* _Instructions to follow_:
Return all of the lines below exactly as they are.
## begin
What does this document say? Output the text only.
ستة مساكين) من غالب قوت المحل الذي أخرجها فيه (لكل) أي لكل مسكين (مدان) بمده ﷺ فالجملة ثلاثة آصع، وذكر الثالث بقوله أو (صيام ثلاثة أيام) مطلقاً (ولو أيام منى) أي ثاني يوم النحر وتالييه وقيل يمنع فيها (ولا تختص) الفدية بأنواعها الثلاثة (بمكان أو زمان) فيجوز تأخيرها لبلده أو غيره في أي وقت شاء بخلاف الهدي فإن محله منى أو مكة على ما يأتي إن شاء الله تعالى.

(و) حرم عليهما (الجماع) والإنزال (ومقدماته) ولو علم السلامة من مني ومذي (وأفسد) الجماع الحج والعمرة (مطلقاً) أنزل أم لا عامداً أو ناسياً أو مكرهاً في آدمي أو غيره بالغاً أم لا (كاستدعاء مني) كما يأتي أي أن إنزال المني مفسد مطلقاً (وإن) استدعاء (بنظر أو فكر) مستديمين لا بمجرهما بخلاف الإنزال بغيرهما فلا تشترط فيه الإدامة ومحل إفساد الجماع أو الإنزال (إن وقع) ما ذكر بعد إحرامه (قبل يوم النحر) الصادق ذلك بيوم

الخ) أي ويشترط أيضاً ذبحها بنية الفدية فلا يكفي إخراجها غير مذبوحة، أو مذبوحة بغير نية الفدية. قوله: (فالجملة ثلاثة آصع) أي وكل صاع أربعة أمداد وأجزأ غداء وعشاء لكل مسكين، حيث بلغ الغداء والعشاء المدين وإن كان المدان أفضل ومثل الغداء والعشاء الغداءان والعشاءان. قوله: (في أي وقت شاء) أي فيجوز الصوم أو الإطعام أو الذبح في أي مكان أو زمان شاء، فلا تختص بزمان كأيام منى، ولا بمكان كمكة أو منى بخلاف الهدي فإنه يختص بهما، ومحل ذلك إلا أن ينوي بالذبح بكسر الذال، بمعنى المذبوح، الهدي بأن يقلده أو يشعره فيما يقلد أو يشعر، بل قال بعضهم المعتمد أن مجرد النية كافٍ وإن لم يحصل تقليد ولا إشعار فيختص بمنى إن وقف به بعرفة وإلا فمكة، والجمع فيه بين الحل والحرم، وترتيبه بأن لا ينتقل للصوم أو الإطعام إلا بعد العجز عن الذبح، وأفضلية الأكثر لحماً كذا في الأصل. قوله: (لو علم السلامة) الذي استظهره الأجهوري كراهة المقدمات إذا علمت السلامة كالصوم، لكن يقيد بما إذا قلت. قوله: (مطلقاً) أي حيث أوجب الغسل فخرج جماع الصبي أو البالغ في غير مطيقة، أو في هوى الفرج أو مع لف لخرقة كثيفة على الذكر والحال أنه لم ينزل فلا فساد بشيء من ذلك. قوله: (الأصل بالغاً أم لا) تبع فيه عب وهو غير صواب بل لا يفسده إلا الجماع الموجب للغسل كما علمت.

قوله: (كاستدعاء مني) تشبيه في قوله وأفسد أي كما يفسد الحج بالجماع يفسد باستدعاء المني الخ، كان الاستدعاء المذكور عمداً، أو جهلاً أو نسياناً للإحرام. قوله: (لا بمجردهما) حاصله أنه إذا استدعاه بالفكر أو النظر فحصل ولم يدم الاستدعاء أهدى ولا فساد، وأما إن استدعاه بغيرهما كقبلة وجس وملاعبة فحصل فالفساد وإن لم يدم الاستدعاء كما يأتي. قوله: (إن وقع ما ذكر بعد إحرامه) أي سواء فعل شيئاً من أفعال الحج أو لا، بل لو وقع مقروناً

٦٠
## end
* _Exercise answer_:
What does this document say? Output the text only.
ستة مساكين) من غالب قوت المحل الذي أخرجها فيه (لكل) أي لكل مسكين (مدان) بمده ﷺ فالجملة ثلاثة آصع، وذكر الثالث بقوله أو (صيام ثلاثة أيام) مطلقاً (ولو أيام منى) أي ثاني يوم النحر وتالييه وقيل يمنع فيها (ولا تختص) الفدية بأنواعها الثلاثة (بمكان أو زمان) فيجوز تأخيرها لبلده أو غيره في أي وقت شاء بخلاف الهدي فإن محله منى أو مكة على ما يأتي إن شاء الله تعالى.

(و) حرم عليهما (الجماع) والإنزال (ومقدماته) ولو علم السلامة من مني ومذي (وأفسد) الجماع الحج والعمرة (مطلقاً) أنزل أم لا عامداً أو ناسياً أو مكرهاً في آدمي أو غيره بالغاً أم لا (كاستدعاء مني) كما يأتي أي أن إنزال المني مفسد مطلقاً (وإن) استدعاء (بنظر أو فكر) مستديمين لا بمجرهما بخلاف الإنزال بغيرهما فلا تشترط فيه الإدامة ومحل إفساد الجماع أو الإنزال (إن وقع) ما ذكر بعد إحرامه (قبل يوم النحر) الصادق ذلك بيوم

الخ) أي ويشترط أيضاً ذبحها بنية الفدية فلا يكفي إخراجها غير مذبوحة، أو مذبوحة بغير نية الفدية. قوله: (فالجملة ثلاثة آصع) أي وكل صاع أربعة أمداد وأجزأ غداء وعشاء لكل مسكين، حيث بلغ الغداء والعشاء المدين وإن كان المدان أفضل ومثل الغداء والعشاء الغداءان والعشاءان. قوله: (في أي وقت شاء) أي فيجوز الصوم أو الإطعام أو الذبح في أي مكان أو زمان شاء، فلا تختص بزمان كأيام منى، ولا بمكان كمكة أو منى بخلاف الهدي فإنه يختص بهما، ومحل ذلك إلا أن ينوي بالذبح بكسر الذال، بمعنى المذبوح، الهدي بأن يقلده أو يشعره فيما يقلد أو يشعر، بل قال بعضهم المعتمد أن مجرد النية كافٍ وإن لم يحصل تقليد ولا إشعار فيختص بمنى إن وقف به بعرفة وإلا فمكة، والجمع فيه بين الحل والحرم، وترتيبه بأن لا ينتقل للصوم أو الإطعام إلا بعد العجز عن الذبح، وأفضلية الأكثر لحماً كذا في الأصل. قوله: (لو علم السلامة) الذي استظهره الأجهوري كراهة المقدمات إذا علمت السلامة كالصوم، لكن يقيد بما إذا قلت. قوله: (مطلقاً) أي حيث أوجب الغسل فخرج جماع الصبي أو البالغ في غير مطيقة، أو في هوى الفرج أو مع لف لخرقة كثيفة على الذكر والحال أنه لم ينزل فلا فساد بشيء من ذلك. قوله: (الأصل بالغاً أم لا) تبع فيه عب وهو غير صواب بل لا يفسده إلا الجماع الموجب للغسل كما علمت.

قوله: (كاستدعاء مني) تشبيه في قوله وأفسد أي كما يفسد الحج بالجماع يفسد باستدعاء المني الخ، كان الاستدعاء المذكور عمداً، أو جهلاً أو نسياناً للإحرام. قوله: (لا بمجردهما) حاصله أنه إذا استدعاه بالفكر أو النظر فحصل ولم يدم الاستدعاء أهدى ولا فساد، وأما إن استدعاه بغيرهما كقبلة وجس وملاعبة فحصل فالفساد وإن لم يدم الاستدعاء كما يأتي. قوله: (إن وقع ما ذكر بعد إحرامه) أي سواء فعل شيئاً من أفعال الحج أو لا، بل لو وقع مقروناً

٦٠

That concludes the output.